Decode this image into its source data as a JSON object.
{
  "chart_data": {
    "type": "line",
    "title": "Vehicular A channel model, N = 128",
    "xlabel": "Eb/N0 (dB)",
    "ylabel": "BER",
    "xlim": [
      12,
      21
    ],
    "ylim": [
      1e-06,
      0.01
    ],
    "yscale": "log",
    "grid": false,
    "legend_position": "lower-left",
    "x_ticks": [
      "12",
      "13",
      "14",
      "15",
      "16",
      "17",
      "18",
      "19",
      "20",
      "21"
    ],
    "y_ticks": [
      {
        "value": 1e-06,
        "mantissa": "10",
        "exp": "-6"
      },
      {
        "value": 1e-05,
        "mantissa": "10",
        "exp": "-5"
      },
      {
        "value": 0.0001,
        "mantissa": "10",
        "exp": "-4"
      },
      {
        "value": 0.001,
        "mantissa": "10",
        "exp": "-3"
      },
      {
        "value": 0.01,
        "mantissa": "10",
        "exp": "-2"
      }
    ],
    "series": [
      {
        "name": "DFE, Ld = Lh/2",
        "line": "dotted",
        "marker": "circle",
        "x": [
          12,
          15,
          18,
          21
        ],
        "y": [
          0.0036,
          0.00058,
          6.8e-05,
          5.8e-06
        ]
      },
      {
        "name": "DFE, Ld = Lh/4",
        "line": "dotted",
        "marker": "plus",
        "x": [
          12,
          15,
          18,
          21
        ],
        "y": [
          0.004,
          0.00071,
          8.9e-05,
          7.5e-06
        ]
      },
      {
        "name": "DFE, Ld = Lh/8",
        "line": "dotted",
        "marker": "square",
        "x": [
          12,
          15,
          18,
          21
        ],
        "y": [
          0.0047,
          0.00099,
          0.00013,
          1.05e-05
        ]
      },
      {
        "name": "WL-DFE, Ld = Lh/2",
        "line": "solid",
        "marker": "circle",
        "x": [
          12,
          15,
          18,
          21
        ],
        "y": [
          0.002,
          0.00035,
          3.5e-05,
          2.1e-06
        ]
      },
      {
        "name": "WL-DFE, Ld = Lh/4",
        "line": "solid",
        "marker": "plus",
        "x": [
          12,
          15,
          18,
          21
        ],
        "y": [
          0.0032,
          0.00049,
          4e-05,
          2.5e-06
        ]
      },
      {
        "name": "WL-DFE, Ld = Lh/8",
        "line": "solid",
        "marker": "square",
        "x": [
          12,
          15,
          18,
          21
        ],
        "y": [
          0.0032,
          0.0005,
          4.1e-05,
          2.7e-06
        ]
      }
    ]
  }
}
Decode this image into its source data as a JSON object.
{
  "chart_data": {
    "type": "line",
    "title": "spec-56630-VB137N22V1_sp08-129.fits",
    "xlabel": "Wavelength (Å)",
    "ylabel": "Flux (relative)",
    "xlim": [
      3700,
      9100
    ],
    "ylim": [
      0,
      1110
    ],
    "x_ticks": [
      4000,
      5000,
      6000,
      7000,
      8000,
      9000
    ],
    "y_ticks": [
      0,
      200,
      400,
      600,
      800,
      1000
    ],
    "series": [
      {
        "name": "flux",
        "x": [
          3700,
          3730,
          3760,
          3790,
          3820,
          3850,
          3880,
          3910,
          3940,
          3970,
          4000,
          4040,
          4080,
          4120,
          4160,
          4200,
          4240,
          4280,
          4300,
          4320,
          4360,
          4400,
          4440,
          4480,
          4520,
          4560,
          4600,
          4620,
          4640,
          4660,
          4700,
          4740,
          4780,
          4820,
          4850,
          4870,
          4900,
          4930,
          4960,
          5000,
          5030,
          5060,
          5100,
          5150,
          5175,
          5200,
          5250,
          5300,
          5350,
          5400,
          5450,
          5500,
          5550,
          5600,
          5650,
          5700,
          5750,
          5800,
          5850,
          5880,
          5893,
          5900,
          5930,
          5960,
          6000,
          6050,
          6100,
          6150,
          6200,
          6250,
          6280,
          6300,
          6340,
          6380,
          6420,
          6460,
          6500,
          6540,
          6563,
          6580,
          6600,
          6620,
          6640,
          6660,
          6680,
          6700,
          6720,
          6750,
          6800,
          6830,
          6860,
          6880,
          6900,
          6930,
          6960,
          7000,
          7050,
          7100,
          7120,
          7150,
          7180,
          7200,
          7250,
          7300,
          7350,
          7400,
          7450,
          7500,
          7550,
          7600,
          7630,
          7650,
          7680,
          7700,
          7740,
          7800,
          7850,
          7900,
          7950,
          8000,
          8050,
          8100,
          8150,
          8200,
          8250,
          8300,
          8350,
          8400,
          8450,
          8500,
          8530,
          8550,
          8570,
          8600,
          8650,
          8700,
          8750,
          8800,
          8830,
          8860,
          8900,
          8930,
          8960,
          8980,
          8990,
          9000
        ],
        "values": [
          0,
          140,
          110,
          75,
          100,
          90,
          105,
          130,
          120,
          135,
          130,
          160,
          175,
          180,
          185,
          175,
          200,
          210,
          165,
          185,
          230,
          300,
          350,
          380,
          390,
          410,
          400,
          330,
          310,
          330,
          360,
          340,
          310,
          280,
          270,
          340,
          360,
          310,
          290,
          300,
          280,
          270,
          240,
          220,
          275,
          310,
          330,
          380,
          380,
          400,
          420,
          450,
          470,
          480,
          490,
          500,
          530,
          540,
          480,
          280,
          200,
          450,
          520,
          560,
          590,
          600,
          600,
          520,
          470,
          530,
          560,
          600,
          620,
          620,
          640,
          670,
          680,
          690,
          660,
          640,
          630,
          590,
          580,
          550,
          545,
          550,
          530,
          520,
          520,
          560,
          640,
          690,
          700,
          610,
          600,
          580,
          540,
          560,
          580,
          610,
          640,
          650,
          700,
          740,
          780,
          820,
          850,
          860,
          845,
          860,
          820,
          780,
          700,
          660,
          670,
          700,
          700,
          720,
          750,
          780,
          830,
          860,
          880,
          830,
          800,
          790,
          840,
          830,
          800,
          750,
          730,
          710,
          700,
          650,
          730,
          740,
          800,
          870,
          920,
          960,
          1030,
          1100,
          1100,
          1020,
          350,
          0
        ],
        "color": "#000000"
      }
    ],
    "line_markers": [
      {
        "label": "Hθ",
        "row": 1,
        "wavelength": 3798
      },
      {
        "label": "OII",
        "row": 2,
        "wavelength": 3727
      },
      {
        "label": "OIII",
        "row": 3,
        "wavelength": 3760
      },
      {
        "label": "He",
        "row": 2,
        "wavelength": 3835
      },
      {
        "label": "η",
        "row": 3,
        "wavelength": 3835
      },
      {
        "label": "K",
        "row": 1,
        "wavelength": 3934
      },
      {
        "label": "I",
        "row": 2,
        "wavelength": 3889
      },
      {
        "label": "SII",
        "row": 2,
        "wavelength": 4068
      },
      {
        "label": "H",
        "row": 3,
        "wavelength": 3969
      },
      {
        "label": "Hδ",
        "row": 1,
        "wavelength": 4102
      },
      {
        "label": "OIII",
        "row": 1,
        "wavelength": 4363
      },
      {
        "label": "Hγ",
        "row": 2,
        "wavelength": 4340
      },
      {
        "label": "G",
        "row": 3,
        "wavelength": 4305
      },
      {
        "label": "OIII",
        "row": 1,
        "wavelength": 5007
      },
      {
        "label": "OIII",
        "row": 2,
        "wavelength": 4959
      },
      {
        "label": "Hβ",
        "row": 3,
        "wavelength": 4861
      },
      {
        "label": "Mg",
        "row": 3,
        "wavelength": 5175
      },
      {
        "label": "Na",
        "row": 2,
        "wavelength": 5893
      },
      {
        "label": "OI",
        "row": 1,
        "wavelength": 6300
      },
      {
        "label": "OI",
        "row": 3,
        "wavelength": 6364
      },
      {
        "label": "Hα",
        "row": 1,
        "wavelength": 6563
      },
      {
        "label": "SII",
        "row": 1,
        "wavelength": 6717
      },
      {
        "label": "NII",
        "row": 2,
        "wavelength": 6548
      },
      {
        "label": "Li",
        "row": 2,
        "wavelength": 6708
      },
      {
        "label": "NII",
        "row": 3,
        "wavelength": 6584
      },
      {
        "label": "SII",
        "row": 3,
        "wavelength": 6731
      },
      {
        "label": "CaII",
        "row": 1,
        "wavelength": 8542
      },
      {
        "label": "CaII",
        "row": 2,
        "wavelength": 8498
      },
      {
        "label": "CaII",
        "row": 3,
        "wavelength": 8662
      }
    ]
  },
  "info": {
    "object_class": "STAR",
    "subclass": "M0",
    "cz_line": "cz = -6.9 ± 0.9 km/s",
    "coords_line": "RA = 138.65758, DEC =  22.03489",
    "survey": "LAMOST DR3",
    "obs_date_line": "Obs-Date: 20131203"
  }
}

· · · · ·

Pull out every line holding "name" from the records above, and copy it.

**Complete response**
        "name": "DFE, Ld = Lh/2",
        "name": "DFE, Ld = Lh/4",
        "name": "DFE, Ld = Lh/8",
        "name": "WL-DFE, Ld = Lh/2",
        "name": "WL-DFE, Ld = Lh/4",
        "name": "WL-DFE, Ld = Lh/8",
        "name": "flux",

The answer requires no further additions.